* [EXERCISE PROMPT] Retype each record below word for word. Leave the pictures out.

________________________________________

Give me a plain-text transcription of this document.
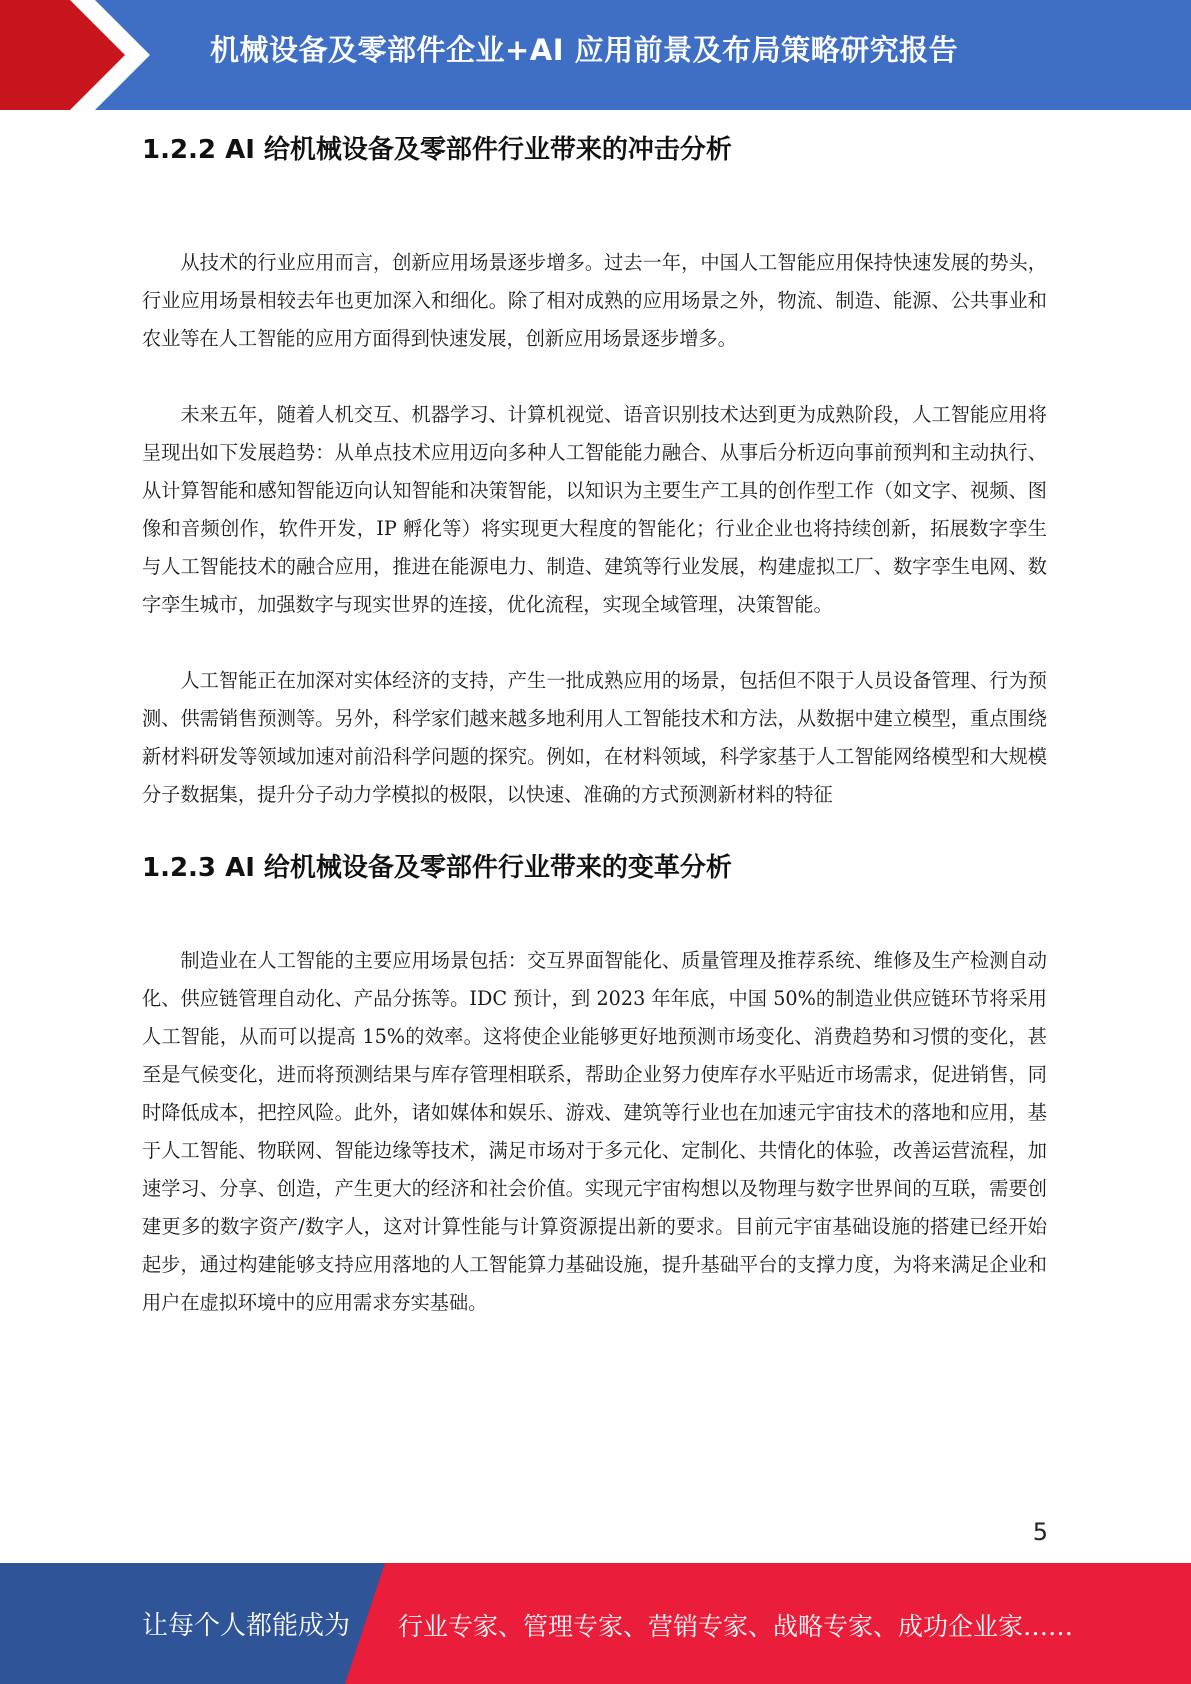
机械设备及零部件企业+AI 应用前景及布局策略研究报告
1.2.2 AI 给机械设备及零部件行业带来的冲击分析

从技术的行业应用而言，创新应用场景逐步增多。过去一年，中国人工智能应用保持快速发展的势头，行业应用场景相较去年也更加深入和细化。除了相对成熟的应用场景之外，物流、制造、能源、公共事业和农业等在人工智能的应用方面得到快速发展，创新应用场景逐步增多。

未来五年，随着人机交互、机器学习、计算机视觉、语音识别技术达到更为成熟阶段，人工智能应用将呈现出如下发展趋势：从单点技术应用迈向多种人工智能能力融合、从事后分析迈向事前预判和主动执行、从计算智能和感知智能迈向认知智能和决策智能，以知识为主要生产工具的创作型工作（如文字、视频、图像和音频创作，软件开发，IP 孵化等）将实现更大程度的智能化；行业企业也将持续创新，拓展数字孪生与人工智能技术的融合应用，推进在能源电力、制造、建筑等行业发展，构建虚拟工厂、数字孪生电网、数字孪生城市，加强数字与现实世界的连接，优化流程，实现全域管理，决策智能。

人工智能正在加深对实体经济的支持，产生一批成熟应用的场景，包括但不限于人员设备管理、行为预测、供需销售预测等。另外，科学家们越来越多地利用人工智能技术和方法，从数据中建立模型，重点围绕新材料研发等领域加速对前沿科学问题的探究。例如，在材料领域，科学家基于人工智能网络模型和大规模分子数据集，提升分子动力学模拟的极限，以快速、准确的方式预测新材料的特征

1.2.3 AI 给机械设备及零部件行业带来的变革分析

制造业在人工智能的主要应用场景包括：交互界面智能化、质量管理及推荐系统、维修及生产检测自动化、供应链管理自动化、产品分拣等。IDC 预计，到 2023 年年底，中国 50%的制造业供应链环节将采用人工智能，从而可以提高 15%的效率。这将使企业能够更好地预测市场变化、消费趋势和习惯的变化，甚至是气候变化，进而将预测结果与库存管理相联系，帮助企业努力使库存水平贴近市场需求，促进销售，同时降低成本，把控风险。此外，诸如媒体和娱乐、游戏、建筑等行业也在加速元宇宙技术的落地和应用，基于人工智能、物联网、智能边缘等技术，满足市场对于多元化、定制化、共情化的体验，改善运营流程，加速学习、分享、创造，产生更大的经济和社会价值。实现元宇宙构想以及物理与数字世界间的互联，需要创建更多的数字资产/数字人，这对计算性能与计算资源提出新的要求。目前元宇宙基础设施的搭建已经开始起步，通过构建能够支持应用落地的人工智能算力基础设施，提升基础平台的支撑力度，为将来满足企业和用户在虚拟环境中的应用需求夯实基础。

5
让每个人都能成为 行业专家、管理专家、营销专家、战略专家、成功企业家……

________________________________________

* [OUTPUT OF THE TASK]
Give me a plain-text transcription of this document.
机械设备及零部件企业+AI 应用前景及布局策略研究报告
1.2.2 AI 给机械设备及零部件行业带来的冲击分析

从技术的行业应用而言，创新应用场景逐步增多。过去一年，中国人工智能应用保持快速发展的势头，行业应用场景相较去年也更加深入和细化。除了相对成熟的应用场景之外，物流、制造、能源、公共事业和农业等在人工智能的应用方面得到快速发展，创新应用场景逐步增多。

未来五年，随着人机交互、机器学习、计算机视觉、语音识别技术达到更为成熟阶段，人工智能应用将呈现出如下发展趋势：从单点技术应用迈向多种人工智能能力融合、从事后分析迈向事前预判和主动执行、从计算智能和感知智能迈向认知智能和决策智能，以知识为主要生产工具的创作型工作（如文字、视频、图像和音频创作，软件开发，IP 孵化等）将实现更大程度的智能化；行业企业也将持续创新，拓展数字孪生与人工智能技术的融合应用，推进在能源电力、制造、建筑等行业发展，构建虚拟工厂、数字孪生电网、数字孪生城市，加强数字与现实世界的连接，优化流程，实现全域管理，决策智能。

人工智能正在加深对实体经济的支持，产生一批成熟应用的场景，包括但不限于人员设备管理、行为预测、供需销售预测等。另外，科学家们越来越多地利用人工智能技术和方法，从数据中建立模型，重点围绕新材料研发等领域加速对前沿科学问题的探究。例如，在材料领域，科学家基于人工智能网络模型和大规模分子数据集，提升分子动力学模拟的极限，以快速、准确的方式预测新材料的特征

1.2.3 AI 给机械设备及零部件行业带来的变革分析

制造业在人工智能的主要应用场景包括：交互界面智能化、质量管理及推荐系统、维修及生产检测自动化、供应链管理自动化、产品分拣等。IDC 预计，到 2023 年年底，中国 50%的制造业供应链环节将采用人工智能，从而可以提高 15%的效率。这将使企业能够更好地预测市场变化、消费趋势和习惯的变化，甚至是气候变化，进而将预测结果与库存管理相联系，帮助企业努力使库存水平贴近市场需求，促进销售，同时降低成本，把控风险。此外，诸如媒体和娱乐、游戏、建筑等行业也在加速元宇宙技术的落地和应用，基于人工智能、物联网、智能边缘等技术，满足市场对于多元化、定制化、共情化的体验，改善运营流程，加速学习、分享、创造，产生更大的经济和社会价值。实现元宇宙构想以及物理与数字世界间的互联，需要创建更多的数字资产/数字人，这对计算性能与计算资源提出新的要求。目前元宇宙基础设施的搭建已经开始起步，通过构建能够支持应用落地的人工智能算力基础设施，提升基础平台的支撑力度，为将来满足企业和用户在虚拟环境中的应用需求夯实基础。

5
让每个人都能成为 行业专家、管理专家、营销专家、战略专家、成功企业家……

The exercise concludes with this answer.